* [Saved entries]
______

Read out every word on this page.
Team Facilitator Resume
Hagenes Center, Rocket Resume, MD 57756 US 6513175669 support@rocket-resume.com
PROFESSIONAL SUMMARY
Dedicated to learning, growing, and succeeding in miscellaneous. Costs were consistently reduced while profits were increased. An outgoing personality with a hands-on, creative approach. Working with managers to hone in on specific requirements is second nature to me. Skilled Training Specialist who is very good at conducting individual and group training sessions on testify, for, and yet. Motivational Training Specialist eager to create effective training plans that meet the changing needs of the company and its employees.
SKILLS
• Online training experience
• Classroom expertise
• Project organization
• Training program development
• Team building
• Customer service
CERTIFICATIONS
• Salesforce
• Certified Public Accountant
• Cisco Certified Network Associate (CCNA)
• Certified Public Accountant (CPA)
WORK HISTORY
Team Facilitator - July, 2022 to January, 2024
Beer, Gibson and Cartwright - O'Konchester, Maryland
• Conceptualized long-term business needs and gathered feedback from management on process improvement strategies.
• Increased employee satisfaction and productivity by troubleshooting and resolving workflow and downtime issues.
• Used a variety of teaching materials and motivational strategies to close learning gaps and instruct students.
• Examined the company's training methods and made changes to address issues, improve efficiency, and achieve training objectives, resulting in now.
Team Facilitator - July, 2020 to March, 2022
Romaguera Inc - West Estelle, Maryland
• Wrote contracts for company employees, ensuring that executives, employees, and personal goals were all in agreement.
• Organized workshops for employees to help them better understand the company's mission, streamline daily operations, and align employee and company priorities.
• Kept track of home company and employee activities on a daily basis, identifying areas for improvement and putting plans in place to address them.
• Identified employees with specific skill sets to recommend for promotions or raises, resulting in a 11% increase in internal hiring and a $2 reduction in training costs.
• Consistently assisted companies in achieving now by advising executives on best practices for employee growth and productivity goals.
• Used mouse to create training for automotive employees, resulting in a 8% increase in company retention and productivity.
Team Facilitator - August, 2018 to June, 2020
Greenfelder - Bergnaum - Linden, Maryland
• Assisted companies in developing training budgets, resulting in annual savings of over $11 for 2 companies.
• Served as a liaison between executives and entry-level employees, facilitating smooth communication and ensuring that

______

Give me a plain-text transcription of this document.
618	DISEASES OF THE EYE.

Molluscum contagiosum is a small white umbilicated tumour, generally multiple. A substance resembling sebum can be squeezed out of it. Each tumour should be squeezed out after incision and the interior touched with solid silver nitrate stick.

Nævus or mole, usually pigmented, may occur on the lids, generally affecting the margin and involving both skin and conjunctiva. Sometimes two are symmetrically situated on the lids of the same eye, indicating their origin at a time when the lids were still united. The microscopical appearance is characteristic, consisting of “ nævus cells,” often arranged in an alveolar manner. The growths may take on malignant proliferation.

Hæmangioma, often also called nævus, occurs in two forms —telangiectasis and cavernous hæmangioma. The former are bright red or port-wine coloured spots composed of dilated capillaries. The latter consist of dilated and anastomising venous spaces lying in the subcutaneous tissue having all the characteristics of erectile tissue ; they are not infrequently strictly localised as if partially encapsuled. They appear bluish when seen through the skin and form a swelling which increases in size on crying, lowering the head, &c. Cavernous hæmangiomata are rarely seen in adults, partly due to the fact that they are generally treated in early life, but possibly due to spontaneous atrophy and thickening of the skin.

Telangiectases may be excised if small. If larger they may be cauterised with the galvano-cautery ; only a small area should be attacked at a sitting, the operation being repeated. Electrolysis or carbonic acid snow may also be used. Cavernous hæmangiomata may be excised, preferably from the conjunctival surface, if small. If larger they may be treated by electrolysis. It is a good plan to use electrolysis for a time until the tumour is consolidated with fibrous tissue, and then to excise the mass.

______

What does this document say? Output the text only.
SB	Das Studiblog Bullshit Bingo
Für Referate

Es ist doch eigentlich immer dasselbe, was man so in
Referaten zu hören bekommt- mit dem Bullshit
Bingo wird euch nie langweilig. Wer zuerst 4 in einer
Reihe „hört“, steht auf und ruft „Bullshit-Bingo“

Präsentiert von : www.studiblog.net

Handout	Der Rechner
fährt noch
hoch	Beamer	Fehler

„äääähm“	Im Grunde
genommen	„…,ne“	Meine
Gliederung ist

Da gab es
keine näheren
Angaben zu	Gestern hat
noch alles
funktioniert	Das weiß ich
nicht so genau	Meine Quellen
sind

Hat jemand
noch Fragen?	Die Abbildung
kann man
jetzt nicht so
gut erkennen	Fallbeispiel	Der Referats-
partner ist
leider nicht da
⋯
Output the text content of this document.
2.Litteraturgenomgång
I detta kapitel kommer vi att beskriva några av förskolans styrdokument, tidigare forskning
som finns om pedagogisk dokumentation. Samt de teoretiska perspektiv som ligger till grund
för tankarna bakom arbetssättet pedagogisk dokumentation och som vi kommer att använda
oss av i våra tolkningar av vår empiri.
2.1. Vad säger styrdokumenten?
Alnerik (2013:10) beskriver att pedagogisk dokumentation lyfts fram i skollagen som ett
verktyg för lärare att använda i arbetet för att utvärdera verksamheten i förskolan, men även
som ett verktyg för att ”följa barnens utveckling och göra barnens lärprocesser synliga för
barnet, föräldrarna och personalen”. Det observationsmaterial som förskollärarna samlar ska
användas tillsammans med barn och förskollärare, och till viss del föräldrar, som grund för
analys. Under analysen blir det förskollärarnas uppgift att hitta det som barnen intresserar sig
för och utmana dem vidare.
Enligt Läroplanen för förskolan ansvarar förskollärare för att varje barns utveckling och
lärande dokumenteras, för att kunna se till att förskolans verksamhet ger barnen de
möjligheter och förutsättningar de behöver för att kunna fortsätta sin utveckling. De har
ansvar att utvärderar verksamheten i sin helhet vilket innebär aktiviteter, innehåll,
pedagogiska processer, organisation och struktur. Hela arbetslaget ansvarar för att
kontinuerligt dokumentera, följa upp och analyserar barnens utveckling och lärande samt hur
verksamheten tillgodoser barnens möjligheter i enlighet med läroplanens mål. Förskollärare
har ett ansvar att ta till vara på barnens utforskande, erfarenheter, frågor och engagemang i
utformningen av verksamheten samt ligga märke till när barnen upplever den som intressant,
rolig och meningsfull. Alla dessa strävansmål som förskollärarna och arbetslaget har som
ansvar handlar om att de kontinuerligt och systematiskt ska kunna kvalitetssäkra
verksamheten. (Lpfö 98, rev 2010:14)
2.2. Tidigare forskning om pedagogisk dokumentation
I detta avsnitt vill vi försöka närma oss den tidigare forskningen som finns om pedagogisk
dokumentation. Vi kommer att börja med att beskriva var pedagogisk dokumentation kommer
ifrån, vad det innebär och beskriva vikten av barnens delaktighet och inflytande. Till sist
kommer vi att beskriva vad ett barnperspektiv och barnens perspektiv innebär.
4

______

* [Assignment] Within the data, how many lines hold the word "Bullshit"? State only that number.

* [Exercise output] 3